GIVEN INSTRUCTION >>
Send each entry back exactly as given, pictures excluded.

DATA PROVIDED >>
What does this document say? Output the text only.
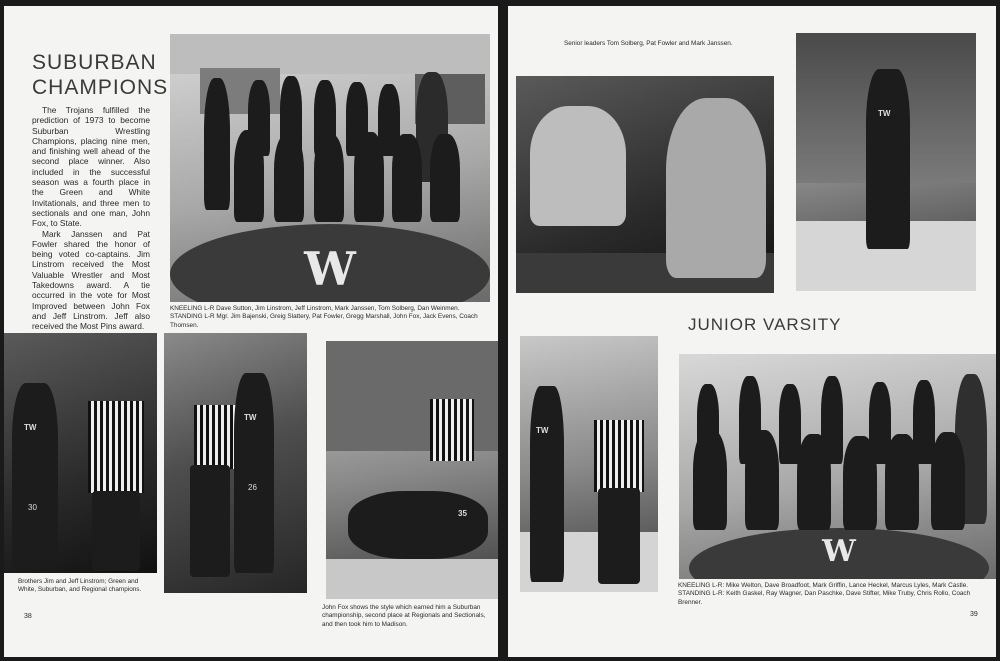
SUBURBAN
CHAMPIONS

The Trojans fulfilled the prediction of 1973 to become Suburban Wrestling Champions, placing nine men, and finishing well ahead of the second place winner. Also included in the successful season was a fourth place in the Green and White Invitationals, and three men to sectionals and one man, John Fox, to State.

Mark Janssen and Pat Fowler shared the honor of being voted co-captains. Jim Linstrom received the Most Valuable Wrestler and Most Takedowns award. A tie occurred in the vote for Most Improved between John Fox and Jeff Linstrom. Jeff also received the Most Pins award.

W

KNEELING L-R Dave Sutton, Jim Linstrom, Jeff Linstrom, Mark Janssen, Tom Solberg, Dan Weinmen. STANDING L-R Mgr. Jim Bajenski, Greig Slattery, Pat Fowler, Gregg Marshall, John Fox, Jack Evens, Coach Thomsen.

TW
30

Brothers Jim and Jeff Linstrom; Green and White, Suburban, and Regional champions.

TW
26
35

John Fox shows the style which earned him a Suburban championship, second place at Regionals and Sectionals, and then took him to Madison.

38

Senior leaders Tom Solberg, Pat Fowler and Mark Janssen.

TW
JUNIOR VARSITY
TW
W

KNEELING L-R: Mike Welton, Dave Broadfoot, Mark Griffin, Lance Heckel, Marcus Lyles, Mark Castle. STANDING L-R: Keith Gaskel, Ray Wagner, Dan Paschke, Dave Stifter, Mike Truby, Chris Rollo, Coach Brenner.

39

RESULT OF THIS TASK >>
What does this document say? Output the text only.
SUBURBAN
CHAMPIONS

The Trojans fulfilled the prediction of 1973 to become Suburban Wrestling Champions, placing nine men, and finishing well ahead of the second place winner. Also included in the successful season was a fourth place in the Green and White Invitationals, and three men to sectionals and one man, John Fox, to State.

Mark Janssen and Pat Fowler shared the honor of being voted co-captains. Jim Linstrom received the Most Valuable Wrestler and Most Takedowns award. A tie occurred in the vote for Most Improved between John Fox and Jeff Linstrom. Jeff also received the Most Pins award.

W

KNEELING L-R Dave Sutton, Jim Linstrom, Jeff Linstrom, Mark Janssen, Tom Solberg, Dan Weinmen. STANDING L-R Mgr. Jim Bajenski, Greig Slattery, Pat Fowler, Gregg Marshall, John Fox, Jack Evens, Coach Thomsen.

TW
30

Brothers Jim and Jeff Linstrom; Green and White, Suburban, and Regional champions.

TW
26
35

John Fox shows the style which earned him a Suburban championship, second place at Regionals and Sectionals, and then took him to Madison.

38

Senior leaders Tom Solberg, Pat Fowler and Mark Janssen.

TW
JUNIOR VARSITY
TW
W

KNEELING L-R: Mike Welton, Dave Broadfoot, Mark Griffin, Lance Heckel, Marcus Lyles, Mark Castle. STANDING L-R: Keith Gaskel, Ray Wagner, Dan Paschke, Dave Stifter, Mike Truby, Chris Rollo, Coach Brenner.

39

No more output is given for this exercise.